Drop all images and give the records again exactly.

▶ **Task inputs**
━━━━━━━━━━━━━━━━━━━━━━━━━━━━━━

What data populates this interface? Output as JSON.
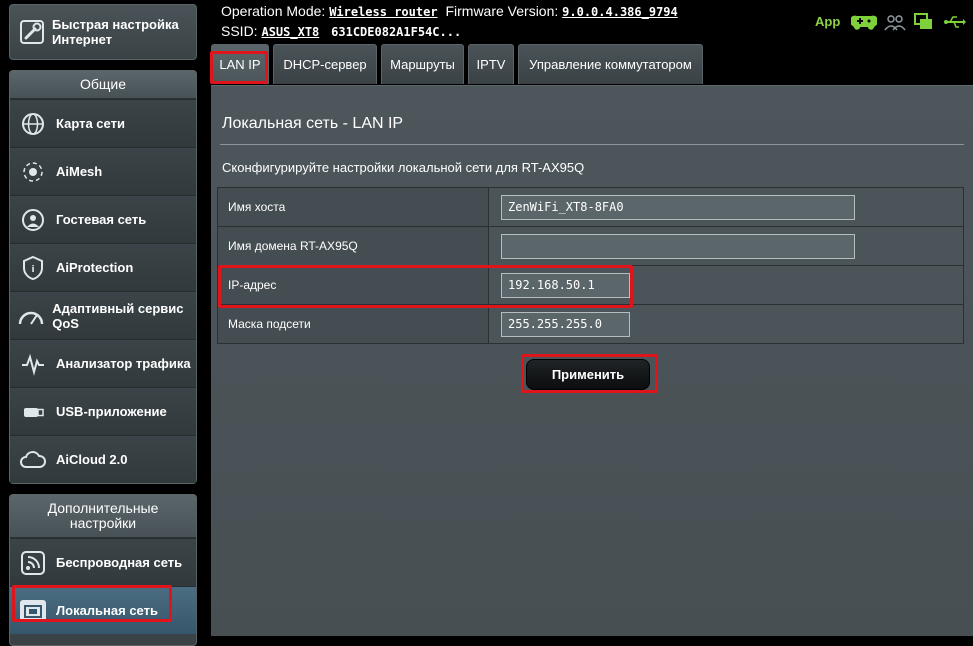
{
  "status": {
    "operation_mode_label": "Operation Mode:",
    "operation_mode_value": "Wireless router",
    "firmware_label": "Firmware Version:",
    "firmware_value": "9.0.0.4.386_9794",
    "ssid_label": "SSID:",
    "ssid_value": "ASUS_XT8",
    "ssid_extra": "631CDE082A1F54C...",
    "app_label": "App"
  },
  "sidebar": {
    "quick_setup": "Быстрая настройка Интернет",
    "general_header": "Общие",
    "general_items": [
      {
        "label": "Карта сети",
        "icon": "globe-icon"
      },
      {
        "label": "AiMesh",
        "icon": "mesh-icon"
      },
      {
        "label": "Гостевая сеть",
        "icon": "guest-network-icon"
      },
      {
        "label": "AiProtection",
        "icon": "shield-icon"
      },
      {
        "label": "Адаптивный сервис QoS",
        "icon": "gauge-icon"
      },
      {
        "label": "Анализатор трафика",
        "icon": "traffic-icon"
      },
      {
        "label": "USB-приложение",
        "icon": "usb-icon"
      },
      {
        "label": "AiCloud 2.0",
        "icon": "cloud-icon"
      }
    ],
    "advanced_header": "Дополнительные настройки",
    "advanced_items": [
      {
        "label": "Беспроводная сеть",
        "icon": "wifi-icon"
      },
      {
        "label": "Локальная сеть",
        "icon": "lan-icon"
      }
    ]
  },
  "tabs": [
    "LAN IP",
    "DHCP-сервер",
    "Маршруты",
    "IPTV",
    "Управление коммутатором"
  ],
  "main": {
    "title": "Локальная сеть - LAN IP",
    "description": "Сконфигурируйте настройки локальной сети для RT-AX95Q",
    "fields": [
      {
        "label": "Имя хоста",
        "value": ""
      },
      {
        "label": "Имя домена RT-AX95Q",
        "value": ""
      },
      {
        "label": "IP-адрес",
        "value": ""
      },
      {
        "label": "Маска подсети",
        "value": ""
      }
    ],
    "field_values": [
      "ZenWiFi_XT8-8FA0",
      "",
      "192.168.50.1",
      "255.255.255.0"
    ],
    "apply_label": "Применить"
  },
  "colors": {
    "highlight": "#e0141b",
    "app_green": "#8fd24a",
    "panel": "#4a5357"
  }
}
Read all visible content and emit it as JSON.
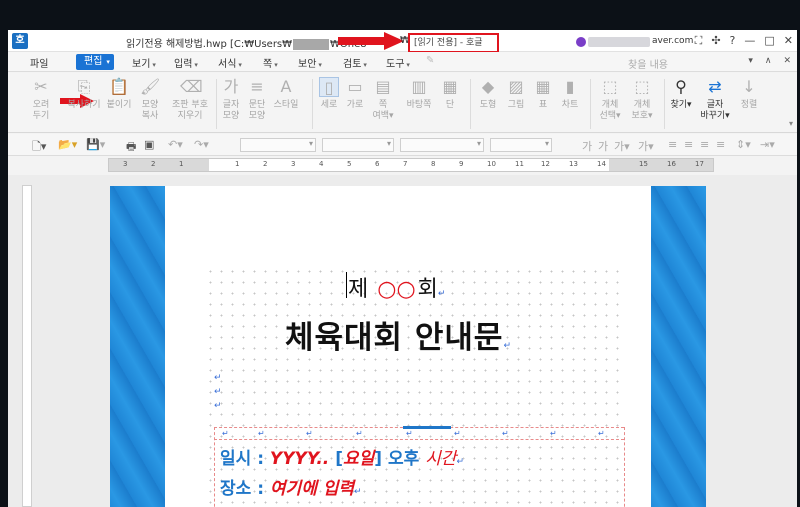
{
  "window": {
    "app_icon": "호",
    "title_prefix": "읽기전용 해제방법.hwp [C:₩Users₩",
    "title_mid": "₩One8",
    "title_tail": "₩",
    "readonly_tag": "[읽기 전용] - 호글",
    "user_domain": "aver.com",
    "buttons": [
      "⛶",
      "✣",
      "?",
      "—",
      "□",
      "✕"
    ]
  },
  "menu": {
    "file": "파일",
    "active": "편집",
    "items": [
      "보기",
      "입력",
      "서식",
      "쪽",
      "보안",
      "검토",
      "도구"
    ],
    "search_placeholder": "찾을 내용",
    "right": [
      "▾",
      "∧",
      "✕"
    ]
  },
  "ribbon": {
    "buttons": [
      {
        "label": "오려\n두기",
        "icon": "✂"
      },
      {
        "label": "복사하기",
        "icon": "⎘"
      },
      {
        "label": "붙이기",
        "icon": "📋"
      },
      {
        "label": "모양\n복사",
        "icon": "🖌"
      },
      {
        "label": "조판 부호\n지우기",
        "icon": "⌫"
      },
      {
        "label": "글자\n모양",
        "icon": "가"
      },
      {
        "label": "문단\n모양",
        "icon": "≡"
      },
      {
        "label": "스타일",
        "icon": "A"
      },
      {
        "label": "세로",
        "icon": "▯"
      },
      {
        "label": "가로",
        "icon": "▭"
      },
      {
        "label": "쪽\n여백",
        "icon": "▤"
      },
      {
        "label": "바탕쪽",
        "icon": "▥"
      },
      {
        "label": "단",
        "icon": "▦"
      },
      {
        "label": "도형",
        "icon": "◆"
      },
      {
        "label": "그림",
        "icon": "▨"
      },
      {
        "label": "표",
        "icon": "▦"
      },
      {
        "label": "차트",
        "icon": "▮"
      },
      {
        "label": "개체\n선택",
        "icon": "⬚"
      },
      {
        "label": "개체\n보호",
        "icon": "⬚"
      },
      {
        "label": "찾기",
        "icon": "⚲"
      },
      {
        "label": "글자\n바꾸기",
        "icon": "⇄"
      },
      {
        "label": "정렬",
        "icon": "↓"
      }
    ]
  },
  "ruler": {
    "numbers": [
      "3",
      "2",
      "1",
      "",
      "1",
      "2",
      "3",
      "4",
      "5",
      "6",
      "7",
      "8",
      "9",
      "10",
      "11",
      "12",
      "13",
      "14",
      "15",
      "16",
      "17"
    ]
  },
  "document": {
    "round_prefix": "제",
    "round_placeholder": "○○",
    "round_suffix": "회",
    "return_mark": "↵",
    "main_title": "체육대회 안내문",
    "date_label": "일시 : ",
    "date_value": "YYYY.. ",
    "date_bracket_open": "[",
    "date_day": "요일",
    "date_bracket_close": "]",
    "date_pm": " 오후 ",
    "date_time": "시간",
    "place_label": "장소 : ",
    "place_value": "여기에 입력"
  }
}
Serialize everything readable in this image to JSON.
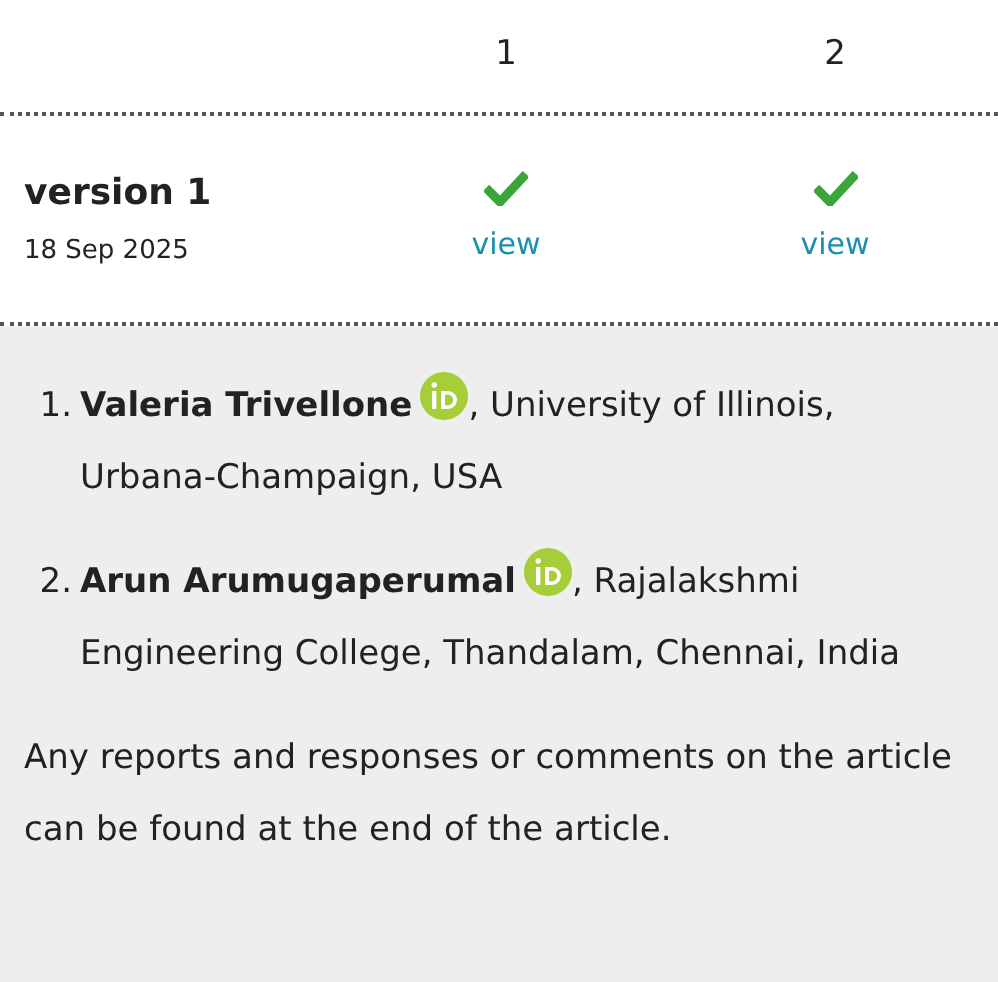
{
  "columns": [
    "1",
    "2"
  ],
  "versions": [
    {
      "label": "version 1",
      "date": "18 Sep 2025",
      "reports": [
        {
          "approved": true,
          "link": "view"
        },
        {
          "approved": true,
          "link": "view"
        }
      ]
    }
  ],
  "authors": [
    {
      "number": "1.",
      "name": "Valeria Trivellone",
      "orcid": true,
      "affiliation": ", University of Illinois, Urbana-Champaign, USA"
    },
    {
      "number": "2.",
      "name": "Arun Arumugaperumal",
      "orcid": true,
      "affiliation": ", Rajalakshmi Engineering College, Thandalam, Chennai, India"
    }
  ],
  "note": "Any reports and responses or comments on the article can be found at the end of the article."
}
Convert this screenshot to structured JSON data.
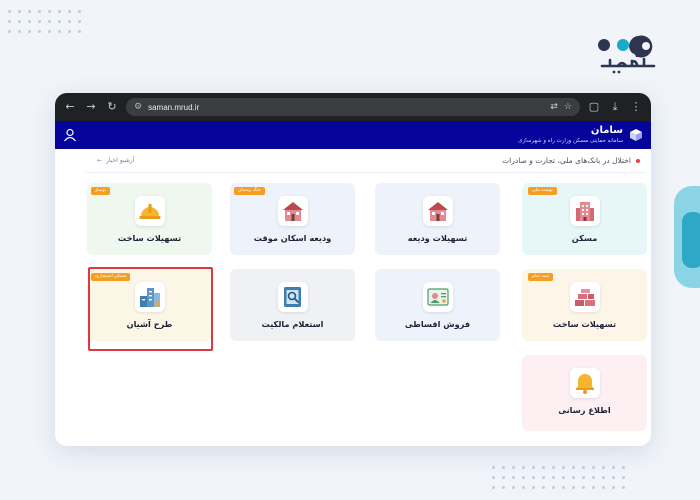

━━━━━━━━━━━━━━━━━━━━━━━━━━━━━━

▶ **Correct output**
What data populates this interface? Output as JSON.
{
  "status": {
    "operation_mode_label": "Operation Mode:",
    "operation_mode_value": "Wireless router",
    "firmware_label": "Firmware Version:",
    "firmware_value": "9.0.0.4.386_9794",
    "ssid_label": "SSID:",
    "ssid_value": "ASUS_XT8",
    "ssid_extra": "631CDE082A1F54C...",
    "app_label": "App"
  },
  "sidebar": {
    "quick_setup": "Быстрая настройка Интернет",
    "general_header": "Общие",
    "general_items": [
      {
        "label": "Карта сети",
        "icon": "globe-icon"
      },
      {
        "label": "AiMesh",
        "icon": "mesh-icon"
      },
      {
        "label": "Гостевая сеть",
        "icon": "guest-network-icon"
      },
      {
        "label": "AiProtection",
        "icon": "shield-icon"
      },
      {
        "label": "Адаптивный сервис QoS",
        "icon": "gauge-icon"
      },
      {
        "label": "Анализатор трафика",
        "icon": "traffic-icon"
      },
      {
        "label": "USB-приложение",
        "icon": "usb-icon"
      },
      {
        "label": "AiCloud 2.0",
        "icon": "cloud-icon"
      }
    ],
    "advanced_header": "Дополнительные настройки",
    "advanced_items": [
      {
        "label": "Беспроводная сеть",
        "icon": "wifi-icon"
      },
      {
        "label": "Локальная сеть",
        "icon": "lan-icon"
      }
    ]
  },
  "tabs": [
    "LAN IP",
    "DHCP-сервер",
    "Маршруты",
    "IPTV",
    "Управление коммутатором"
  ],
  "main": {
    "title": "Локальная сеть - LAN IP",
    "description": "Сконфигурируйте настройки локальной сети для RT-AX95Q",
    "fields": [
      {
        "label": "Имя хоста",
        "value": ""
      },
      {
        "label": "Имя домена RT-AX95Q",
        "value": ""
      },
      {
        "label": "IP-адрес",
        "value": ""
      },
      {
        "label": "Маска подсети",
        "value": ""
      }
    ],
    "field_values": [
      "ZenWiFi_XT8-8FA0",
      "",
      "192.168.50.1",
      "255.255.255.0"
    ],
    "apply_label": "Применить"
  },
  "colors": {
    "highlight": "#e0141b",
    "app_green": "#8fd24a",
    "panel": "#4a5357"
  }
}
Read all visible content and emit it as JSON.
{
  "window": {
    "app_icon": "호",
    "title_prefix": "읽기전용 해제방법.hwp [C:₩Users₩",
    "title_mid": "₩One8",
    "title_tail": "₩",
    "readonly_tag": "[읽기 전용] - 호글",
    "user_domain": "aver.com",
    "buttons": [
      "⛶",
      "✣",
      "?",
      "—",
      "□",
      "✕"
    ]
  },
  "menu": {
    "file": "파일",
    "active": "편집",
    "items": [
      "보기",
      "입력",
      "서식",
      "쪽",
      "보안",
      "검토",
      "도구"
    ],
    "search_placeholder": "찾을 내용",
    "right": [
      "▾",
      "∧",
      "✕"
    ]
  },
  "ribbon": {
    "buttons": [
      {
        "label": "오려\n두기",
        "icon": "✂"
      },
      {
        "label": "복사하기",
        "icon": "⎘"
      },
      {
        "label": "붙이기",
        "icon": "📋"
      },
      {
        "label": "모양\n복사",
        "icon": "🖌"
      },
      {
        "label": "조판 부호\n지우기",
        "icon": "⌫"
      },
      {
        "label": "글자\n모양",
        "icon": "가"
      },
      {
        "label": "문단\n모양",
        "icon": "≡"
      },
      {
        "label": "스타일",
        "icon": "A"
      },
      {
        "label": "세로",
        "icon": "▯"
      },
      {
        "label": "가로",
        "icon": "▭"
      },
      {
        "label": "쪽\n여백",
        "icon": "▤"
      },
      {
        "label": "바탕쪽",
        "icon": "▥"
      },
      {
        "label": "단",
        "icon": "▦"
      },
      {
        "label": "도형",
        "icon": "◆"
      },
      {
        "label": "그림",
        "icon": "▨"
      },
      {
        "label": "표",
        "icon": "▦"
      },
      {
        "label": "차트",
        "icon": "▮"
      },
      {
        "label": "개체\n선택",
        "icon": "⬚"
      },
      {
        "label": "개체\n보호",
        "icon": "⬚"
      },
      {
        "label": "찾기",
        "icon": "⚲"
      },
      {
        "label": "글자\n바꾸기",
        "icon": "⇄"
      },
      {
        "label": "정렬",
        "icon": "↓"
      }
    ]
  },
  "ruler": {
    "numbers": [
      "3",
      "2",
      "1",
      "",
      "1",
      "2",
      "3",
      "4",
      "5",
      "6",
      "7",
      "8",
      "9",
      "10",
      "11",
      "12",
      "13",
      "14",
      "15",
      "16",
      "17"
    ]
  },
  "document": {
    "round_prefix": "제",
    "round_placeholder": "○○",
    "round_suffix": "회",
    "return_mark": "↵",
    "main_title": "체육대회 안내문",
    "date_label": "일시 : ",
    "date_value": "YYYY.. ",
    "date_bracket_open": "[",
    "date_day": "요일",
    "date_bracket_close": "]",
    "date_pm": " 오후 ",
    "date_time": "시간",
    "place_label": "장소 : ",
    "place_value": "여기에 입력"
  }
}
Serialize everything readable in this image to JSON.
{
  "columns": [
    "1",
    "2"
  ],
  "versions": [
    {
      "label": "version 1",
      "date": "18 Sep 2025",
      "reports": [
        {
          "approved": true,
          "link": "view"
        },
        {
          "approved": true,
          "link": "view"
        }
      ]
    }
  ],
  "authors": [
    {
      "number": "1.",
      "name": "Valeria Trivellone",
      "orcid": true,
      "affiliation": ", University of Illinois, Urbana-Champaign, USA"
    },
    {
      "number": "2.",
      "name": "Arun Arumugaperumal",
      "orcid": true,
      "affiliation": ", Rajalakshmi Engineering College, Thandalam, Chennai, India"
    }
  ],
  "note": "Any reports and responses or comments on the article can be found at the end of the article."
}
Convert this screenshot to structured JSON data.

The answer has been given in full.